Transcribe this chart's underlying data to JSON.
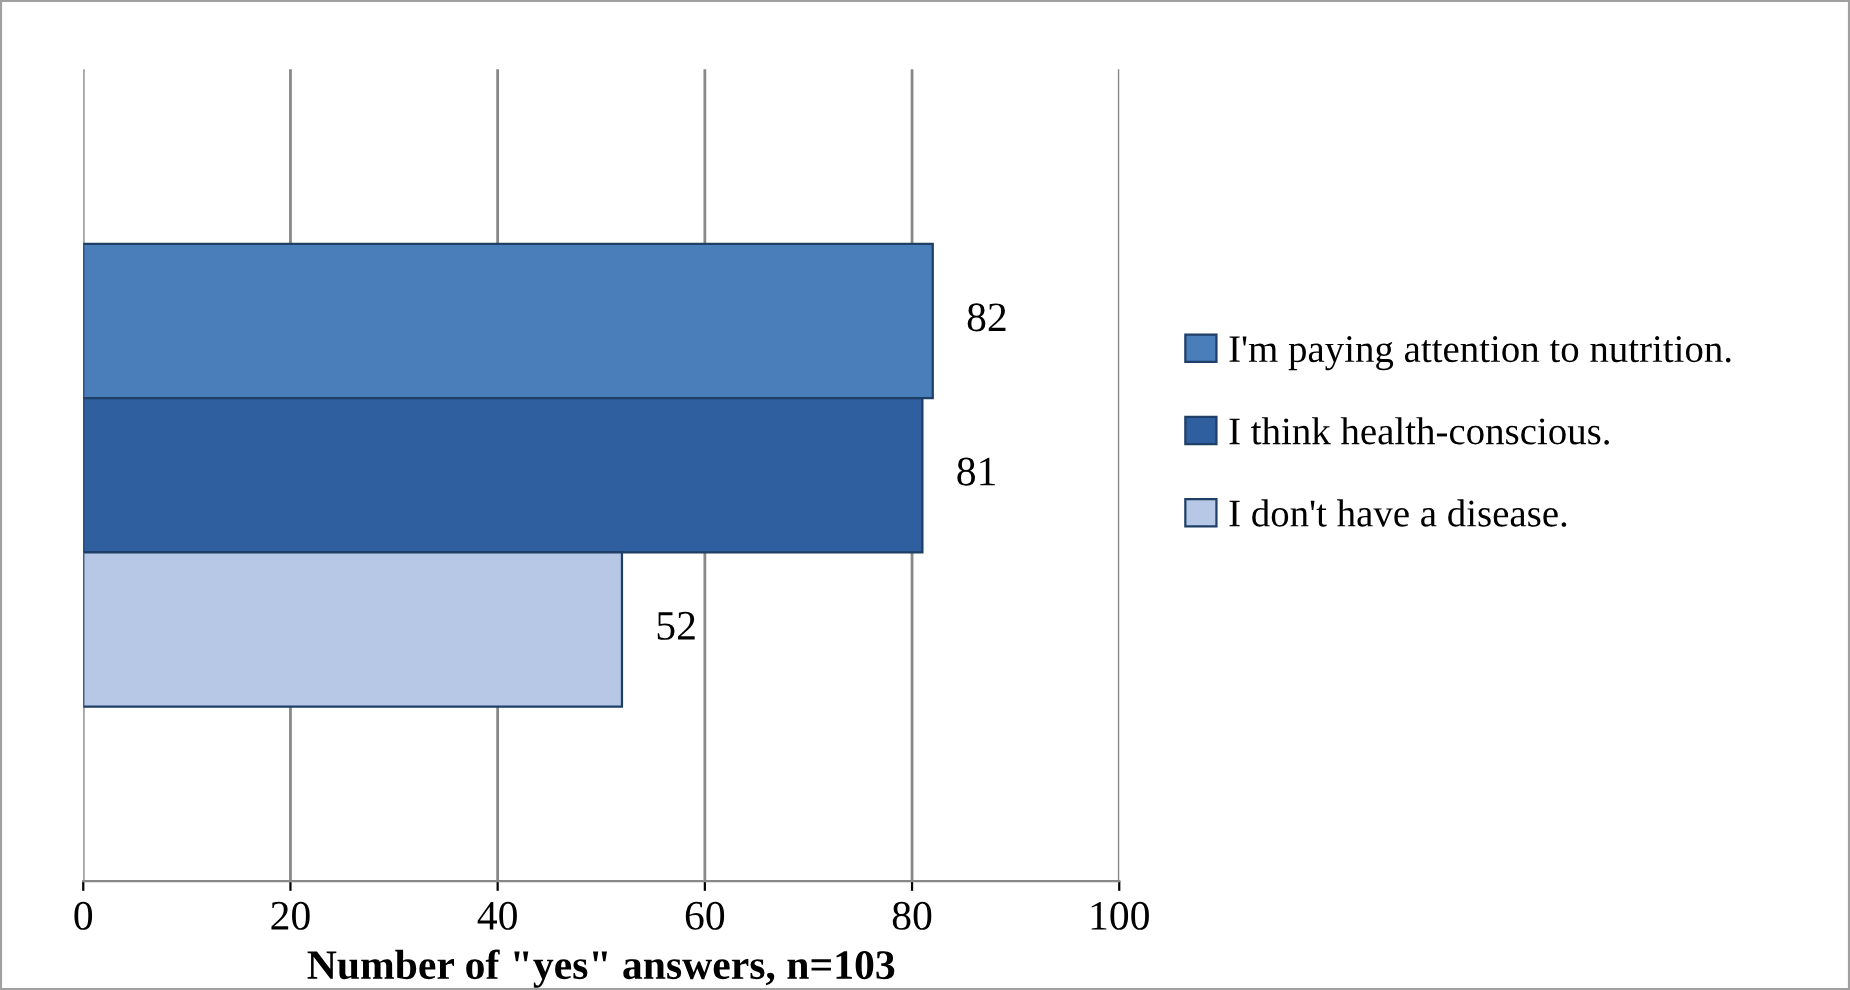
{
  "chart_data": {
    "type": "bar",
    "orientation": "horizontal",
    "categories": [
      null
    ],
    "series": [
      {
        "name": "I'm paying attention to nutrition.",
        "color": "#4a7ebb",
        "values": [
          82
        ]
      },
      {
        "name": "I think health-conscious.",
        "color": "#2f5f9e",
        "values": [
          81
        ]
      },
      {
        "name": "I don't have a disease.",
        "color": "#b7c8e6",
        "values": [
          52
        ]
      }
    ],
    "xlabel": "Number of \"yes\" answers, n=103",
    "xlim": [
      0,
      100
    ],
    "xticks": [
      0,
      20,
      40,
      60,
      80,
      100
    ],
    "grid": "x",
    "legend": "right",
    "data_labels": true,
    "tick_labels": "x"
  }
}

**WHAT NEEDS TO BE DONE**. Every entry above needs to be retyped exactly; drop the pictures.

**SOLUTION TO THIS PROBLEM**.
Transcribe this chart's underlying data to JSON.
{
  "chart_data": {
    "type": "bar",
    "orientation": "horizontal",
    "categories": [
      null
    ],
    "series": [
      {
        "name": "I'm paying attention to nutrition.",
        "color": "#4a7ebb",
        "values": [
          82
        ]
      },
      {
        "name": "I think health-conscious.",
        "color": "#2f5f9e",
        "values": [
          81
        ]
      },
      {
        "name": "I don't have a disease.",
        "color": "#b7c8e6",
        "values": [
          52
        ]
      }
    ],
    "xlabel": "Number of \"yes\" answers, n=103",
    "xlim": [
      0,
      100
    ],
    "xticks": [
      0,
      20,
      40,
      60,
      80,
      100
    ],
    "grid": "x",
    "legend": "right",
    "data_labels": true,
    "tick_labels": "x"
  }
}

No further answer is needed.